*** STORED RECORDS ***

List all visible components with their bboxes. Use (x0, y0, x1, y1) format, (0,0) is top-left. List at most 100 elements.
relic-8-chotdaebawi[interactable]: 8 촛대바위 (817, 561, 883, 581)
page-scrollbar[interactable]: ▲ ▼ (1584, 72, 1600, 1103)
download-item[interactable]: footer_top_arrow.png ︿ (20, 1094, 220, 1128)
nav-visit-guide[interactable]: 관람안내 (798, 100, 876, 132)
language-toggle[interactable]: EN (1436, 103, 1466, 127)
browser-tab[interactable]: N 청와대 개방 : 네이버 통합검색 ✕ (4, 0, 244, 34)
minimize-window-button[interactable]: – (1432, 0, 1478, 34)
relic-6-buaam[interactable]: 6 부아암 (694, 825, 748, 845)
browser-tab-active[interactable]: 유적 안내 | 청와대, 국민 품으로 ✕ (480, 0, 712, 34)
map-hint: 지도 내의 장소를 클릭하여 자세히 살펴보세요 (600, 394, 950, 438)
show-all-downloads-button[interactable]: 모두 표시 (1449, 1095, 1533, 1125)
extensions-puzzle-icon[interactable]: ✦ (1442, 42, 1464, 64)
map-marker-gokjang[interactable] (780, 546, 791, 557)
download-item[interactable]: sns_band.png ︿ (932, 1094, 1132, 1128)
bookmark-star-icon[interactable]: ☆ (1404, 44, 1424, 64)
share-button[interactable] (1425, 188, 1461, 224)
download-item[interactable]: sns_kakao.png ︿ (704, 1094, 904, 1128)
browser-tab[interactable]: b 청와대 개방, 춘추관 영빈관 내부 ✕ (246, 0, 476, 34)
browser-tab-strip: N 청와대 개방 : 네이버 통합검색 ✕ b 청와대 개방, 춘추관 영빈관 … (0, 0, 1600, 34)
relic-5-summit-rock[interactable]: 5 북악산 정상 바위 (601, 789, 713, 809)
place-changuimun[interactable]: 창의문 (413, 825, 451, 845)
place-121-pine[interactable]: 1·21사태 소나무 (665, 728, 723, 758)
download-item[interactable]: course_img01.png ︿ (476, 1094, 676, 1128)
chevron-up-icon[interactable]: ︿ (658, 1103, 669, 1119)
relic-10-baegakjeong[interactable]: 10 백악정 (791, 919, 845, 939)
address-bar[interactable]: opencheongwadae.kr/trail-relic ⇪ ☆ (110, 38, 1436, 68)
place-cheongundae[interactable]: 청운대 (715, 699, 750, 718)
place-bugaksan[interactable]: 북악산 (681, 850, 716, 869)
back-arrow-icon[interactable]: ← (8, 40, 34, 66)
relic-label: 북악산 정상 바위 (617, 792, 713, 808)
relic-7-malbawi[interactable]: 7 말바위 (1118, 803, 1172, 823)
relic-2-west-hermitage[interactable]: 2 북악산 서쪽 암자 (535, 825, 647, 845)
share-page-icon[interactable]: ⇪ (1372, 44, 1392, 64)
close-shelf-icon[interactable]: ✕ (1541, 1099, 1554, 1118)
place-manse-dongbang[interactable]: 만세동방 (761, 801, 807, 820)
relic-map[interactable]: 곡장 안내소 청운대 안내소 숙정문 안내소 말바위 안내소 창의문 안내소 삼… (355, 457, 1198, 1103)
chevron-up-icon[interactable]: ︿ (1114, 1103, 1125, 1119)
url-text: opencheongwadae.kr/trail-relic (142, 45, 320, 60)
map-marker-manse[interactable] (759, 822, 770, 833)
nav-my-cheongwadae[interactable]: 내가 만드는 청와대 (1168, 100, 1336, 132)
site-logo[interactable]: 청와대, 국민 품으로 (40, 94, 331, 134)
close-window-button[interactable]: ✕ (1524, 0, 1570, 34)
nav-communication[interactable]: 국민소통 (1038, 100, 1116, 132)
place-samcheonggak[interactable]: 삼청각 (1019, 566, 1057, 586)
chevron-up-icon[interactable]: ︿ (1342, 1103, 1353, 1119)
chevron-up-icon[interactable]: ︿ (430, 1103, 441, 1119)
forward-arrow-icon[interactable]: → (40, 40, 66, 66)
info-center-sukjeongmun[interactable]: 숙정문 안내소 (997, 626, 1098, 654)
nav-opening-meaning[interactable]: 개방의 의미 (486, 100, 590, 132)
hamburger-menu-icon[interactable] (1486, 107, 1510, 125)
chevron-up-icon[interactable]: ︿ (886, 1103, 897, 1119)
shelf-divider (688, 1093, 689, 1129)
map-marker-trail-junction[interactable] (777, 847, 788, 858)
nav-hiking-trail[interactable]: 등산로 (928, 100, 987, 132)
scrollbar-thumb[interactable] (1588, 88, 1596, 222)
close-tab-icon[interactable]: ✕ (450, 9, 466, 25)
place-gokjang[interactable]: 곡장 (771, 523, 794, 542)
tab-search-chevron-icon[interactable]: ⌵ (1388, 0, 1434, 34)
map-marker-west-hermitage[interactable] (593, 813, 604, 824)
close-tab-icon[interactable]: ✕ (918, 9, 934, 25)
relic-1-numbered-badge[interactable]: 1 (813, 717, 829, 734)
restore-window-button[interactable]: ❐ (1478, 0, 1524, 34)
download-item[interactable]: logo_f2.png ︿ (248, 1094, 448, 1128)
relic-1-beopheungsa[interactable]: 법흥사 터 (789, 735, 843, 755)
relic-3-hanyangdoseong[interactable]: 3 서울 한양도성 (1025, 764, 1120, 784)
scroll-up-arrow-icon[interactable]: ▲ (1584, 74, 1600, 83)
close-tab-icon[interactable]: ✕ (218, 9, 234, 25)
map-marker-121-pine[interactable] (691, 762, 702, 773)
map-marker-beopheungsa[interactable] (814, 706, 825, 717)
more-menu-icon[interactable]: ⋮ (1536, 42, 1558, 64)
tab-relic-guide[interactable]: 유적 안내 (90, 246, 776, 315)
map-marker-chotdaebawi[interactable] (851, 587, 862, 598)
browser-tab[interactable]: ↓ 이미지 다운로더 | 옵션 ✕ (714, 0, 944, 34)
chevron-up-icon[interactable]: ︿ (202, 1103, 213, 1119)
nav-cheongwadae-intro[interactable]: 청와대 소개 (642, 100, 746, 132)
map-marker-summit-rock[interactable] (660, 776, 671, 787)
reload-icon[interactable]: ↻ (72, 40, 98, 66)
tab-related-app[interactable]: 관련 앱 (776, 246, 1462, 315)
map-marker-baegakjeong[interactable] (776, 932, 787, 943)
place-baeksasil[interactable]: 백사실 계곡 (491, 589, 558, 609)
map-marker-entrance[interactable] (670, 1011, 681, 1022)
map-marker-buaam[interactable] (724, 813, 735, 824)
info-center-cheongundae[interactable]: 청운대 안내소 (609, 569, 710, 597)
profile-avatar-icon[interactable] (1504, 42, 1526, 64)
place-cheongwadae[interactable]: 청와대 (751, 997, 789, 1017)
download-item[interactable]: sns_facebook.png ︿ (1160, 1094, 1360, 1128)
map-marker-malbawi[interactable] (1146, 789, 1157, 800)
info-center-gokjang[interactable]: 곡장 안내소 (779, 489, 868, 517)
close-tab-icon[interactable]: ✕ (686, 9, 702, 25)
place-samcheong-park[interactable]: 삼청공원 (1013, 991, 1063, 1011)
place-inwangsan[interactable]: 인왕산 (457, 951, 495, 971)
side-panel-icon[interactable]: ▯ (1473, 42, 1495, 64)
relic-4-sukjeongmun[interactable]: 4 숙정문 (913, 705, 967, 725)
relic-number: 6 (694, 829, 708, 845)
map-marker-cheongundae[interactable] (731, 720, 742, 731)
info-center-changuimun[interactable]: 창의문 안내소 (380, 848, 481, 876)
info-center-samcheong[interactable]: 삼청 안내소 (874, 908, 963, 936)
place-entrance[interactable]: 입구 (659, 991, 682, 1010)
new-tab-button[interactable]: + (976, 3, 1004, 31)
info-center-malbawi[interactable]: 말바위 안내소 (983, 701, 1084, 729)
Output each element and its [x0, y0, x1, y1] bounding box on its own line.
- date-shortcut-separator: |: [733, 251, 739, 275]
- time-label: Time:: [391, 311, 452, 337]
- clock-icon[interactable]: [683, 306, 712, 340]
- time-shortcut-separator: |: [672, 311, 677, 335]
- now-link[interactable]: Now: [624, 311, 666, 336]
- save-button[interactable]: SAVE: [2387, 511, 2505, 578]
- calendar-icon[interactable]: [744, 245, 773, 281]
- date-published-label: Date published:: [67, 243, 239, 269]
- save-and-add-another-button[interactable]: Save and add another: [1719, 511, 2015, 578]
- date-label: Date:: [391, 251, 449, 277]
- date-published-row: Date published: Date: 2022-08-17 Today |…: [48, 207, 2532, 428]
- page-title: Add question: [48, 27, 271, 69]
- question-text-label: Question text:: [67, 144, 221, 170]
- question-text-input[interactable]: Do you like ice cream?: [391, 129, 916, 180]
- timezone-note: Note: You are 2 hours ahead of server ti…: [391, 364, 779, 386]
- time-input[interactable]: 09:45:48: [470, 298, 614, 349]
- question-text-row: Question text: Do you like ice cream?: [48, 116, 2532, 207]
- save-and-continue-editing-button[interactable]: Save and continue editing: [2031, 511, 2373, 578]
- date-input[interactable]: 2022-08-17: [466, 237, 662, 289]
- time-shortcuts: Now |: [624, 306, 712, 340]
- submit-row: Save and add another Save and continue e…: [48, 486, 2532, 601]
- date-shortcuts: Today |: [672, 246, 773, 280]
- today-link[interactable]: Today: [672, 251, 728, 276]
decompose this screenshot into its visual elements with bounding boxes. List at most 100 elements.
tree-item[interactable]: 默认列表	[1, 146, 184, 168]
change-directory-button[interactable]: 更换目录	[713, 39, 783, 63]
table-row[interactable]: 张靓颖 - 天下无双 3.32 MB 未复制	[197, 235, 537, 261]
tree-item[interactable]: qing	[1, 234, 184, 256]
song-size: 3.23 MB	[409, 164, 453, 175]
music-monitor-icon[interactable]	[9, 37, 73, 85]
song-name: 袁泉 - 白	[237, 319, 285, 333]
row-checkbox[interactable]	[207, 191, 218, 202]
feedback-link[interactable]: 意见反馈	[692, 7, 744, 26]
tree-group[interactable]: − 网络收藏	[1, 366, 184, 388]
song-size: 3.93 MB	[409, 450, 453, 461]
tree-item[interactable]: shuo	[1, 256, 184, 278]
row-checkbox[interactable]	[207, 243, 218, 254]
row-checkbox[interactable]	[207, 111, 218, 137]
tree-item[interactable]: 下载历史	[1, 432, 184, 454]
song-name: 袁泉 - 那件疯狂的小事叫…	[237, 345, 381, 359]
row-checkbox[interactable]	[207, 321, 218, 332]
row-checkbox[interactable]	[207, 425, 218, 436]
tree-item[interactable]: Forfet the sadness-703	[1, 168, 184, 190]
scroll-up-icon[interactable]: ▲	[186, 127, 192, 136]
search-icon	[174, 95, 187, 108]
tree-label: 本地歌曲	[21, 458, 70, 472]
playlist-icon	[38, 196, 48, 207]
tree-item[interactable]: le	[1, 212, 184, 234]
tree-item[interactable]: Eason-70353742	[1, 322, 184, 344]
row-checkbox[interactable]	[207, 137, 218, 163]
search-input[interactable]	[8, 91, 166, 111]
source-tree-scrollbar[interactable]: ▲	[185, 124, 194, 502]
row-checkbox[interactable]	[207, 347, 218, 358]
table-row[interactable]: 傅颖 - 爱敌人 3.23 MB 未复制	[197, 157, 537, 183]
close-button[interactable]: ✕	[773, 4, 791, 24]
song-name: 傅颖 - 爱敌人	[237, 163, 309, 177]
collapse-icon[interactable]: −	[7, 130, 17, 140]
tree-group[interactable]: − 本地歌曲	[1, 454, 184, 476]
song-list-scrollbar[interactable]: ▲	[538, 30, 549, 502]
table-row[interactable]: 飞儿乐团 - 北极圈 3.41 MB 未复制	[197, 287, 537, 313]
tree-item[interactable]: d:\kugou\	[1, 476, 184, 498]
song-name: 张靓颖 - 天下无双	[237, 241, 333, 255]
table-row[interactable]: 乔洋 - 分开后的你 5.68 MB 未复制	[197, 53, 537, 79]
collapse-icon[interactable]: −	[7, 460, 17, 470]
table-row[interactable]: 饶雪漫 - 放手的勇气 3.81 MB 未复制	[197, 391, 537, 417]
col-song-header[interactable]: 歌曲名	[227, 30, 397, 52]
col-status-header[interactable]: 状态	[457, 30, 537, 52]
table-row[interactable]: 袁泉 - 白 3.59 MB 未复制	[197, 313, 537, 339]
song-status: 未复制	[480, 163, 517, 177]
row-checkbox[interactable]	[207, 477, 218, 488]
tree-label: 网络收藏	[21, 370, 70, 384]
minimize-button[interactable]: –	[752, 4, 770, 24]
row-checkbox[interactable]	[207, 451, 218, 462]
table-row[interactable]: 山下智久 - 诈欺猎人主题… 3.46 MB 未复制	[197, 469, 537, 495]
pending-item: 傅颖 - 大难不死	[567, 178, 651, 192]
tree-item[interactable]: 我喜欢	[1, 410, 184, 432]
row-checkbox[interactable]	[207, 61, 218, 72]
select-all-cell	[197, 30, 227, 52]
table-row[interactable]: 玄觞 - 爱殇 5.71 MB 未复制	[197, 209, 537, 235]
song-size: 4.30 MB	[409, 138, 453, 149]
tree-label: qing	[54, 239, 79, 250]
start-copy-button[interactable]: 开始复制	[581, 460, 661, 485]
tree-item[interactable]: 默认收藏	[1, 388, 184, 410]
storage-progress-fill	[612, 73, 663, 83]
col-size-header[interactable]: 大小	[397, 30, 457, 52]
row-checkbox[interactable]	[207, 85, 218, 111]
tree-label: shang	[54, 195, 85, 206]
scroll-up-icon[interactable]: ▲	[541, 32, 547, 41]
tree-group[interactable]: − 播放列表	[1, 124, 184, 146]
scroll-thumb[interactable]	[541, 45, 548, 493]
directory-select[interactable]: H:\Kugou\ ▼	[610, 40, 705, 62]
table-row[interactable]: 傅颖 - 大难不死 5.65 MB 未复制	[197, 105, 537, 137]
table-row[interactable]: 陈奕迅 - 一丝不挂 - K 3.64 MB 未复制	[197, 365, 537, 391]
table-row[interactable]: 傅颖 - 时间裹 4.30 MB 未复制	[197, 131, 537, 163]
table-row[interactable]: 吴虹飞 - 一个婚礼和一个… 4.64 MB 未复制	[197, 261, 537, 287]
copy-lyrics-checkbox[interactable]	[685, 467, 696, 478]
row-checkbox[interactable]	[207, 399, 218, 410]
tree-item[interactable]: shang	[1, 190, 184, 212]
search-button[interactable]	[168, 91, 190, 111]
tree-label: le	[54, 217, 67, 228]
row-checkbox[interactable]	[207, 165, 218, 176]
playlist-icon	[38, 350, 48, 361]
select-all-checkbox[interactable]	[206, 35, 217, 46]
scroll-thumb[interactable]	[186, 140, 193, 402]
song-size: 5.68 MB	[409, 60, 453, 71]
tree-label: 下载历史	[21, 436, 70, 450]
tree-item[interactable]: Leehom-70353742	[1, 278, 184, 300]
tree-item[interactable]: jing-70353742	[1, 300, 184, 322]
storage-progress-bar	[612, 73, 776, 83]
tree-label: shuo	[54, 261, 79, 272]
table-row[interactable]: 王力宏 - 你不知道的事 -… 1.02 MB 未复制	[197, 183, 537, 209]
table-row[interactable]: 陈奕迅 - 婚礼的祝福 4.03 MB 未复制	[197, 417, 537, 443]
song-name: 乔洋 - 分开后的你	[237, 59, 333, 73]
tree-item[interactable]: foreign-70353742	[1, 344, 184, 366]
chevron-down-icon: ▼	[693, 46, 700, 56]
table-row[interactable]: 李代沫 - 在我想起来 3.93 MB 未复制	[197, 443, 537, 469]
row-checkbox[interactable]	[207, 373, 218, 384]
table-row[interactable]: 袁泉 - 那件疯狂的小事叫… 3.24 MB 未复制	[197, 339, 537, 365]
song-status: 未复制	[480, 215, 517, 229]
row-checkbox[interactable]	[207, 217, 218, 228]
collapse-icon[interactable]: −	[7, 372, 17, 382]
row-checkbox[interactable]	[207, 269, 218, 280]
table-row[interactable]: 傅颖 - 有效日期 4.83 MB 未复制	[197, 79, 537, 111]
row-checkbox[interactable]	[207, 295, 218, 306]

***

● TASK BRIEF:
Copy the records word for word, from the first line through the line that contains "browser-tab-active[interactable]: 유적 안내".

● REPLY:
List all visible components with their bboxes. Use (x0, y0, x1, y1) format, (0,0) is top-left. List at most 100 elements.
relic-8-chotdaebawi[interactable]: 8 촛대바위 (817, 561, 883, 581)
page-scrollbar[interactable]: ▲ ▼ (1584, 72, 1600, 1103)
download-item[interactable]: footer_top_arrow.png ︿ (20, 1094, 220, 1128)
nav-visit-guide[interactable]: 관람안내 (798, 100, 876, 132)
language-toggle[interactable]: EN (1436, 103, 1466, 127)
browser-tab[interactable]: N 청와대 개방 : 네이버 통합검색 ✕ (4, 0, 244, 34)
minimize-window-button[interactable]: – (1432, 0, 1478, 34)
relic-6-buaam[interactable]: 6 부아암 (694, 825, 748, 845)
browser-tab-active[interactable]: 유적 안내 | 청와대, 국민 품으로 ✕ (480, 0, 712, 34)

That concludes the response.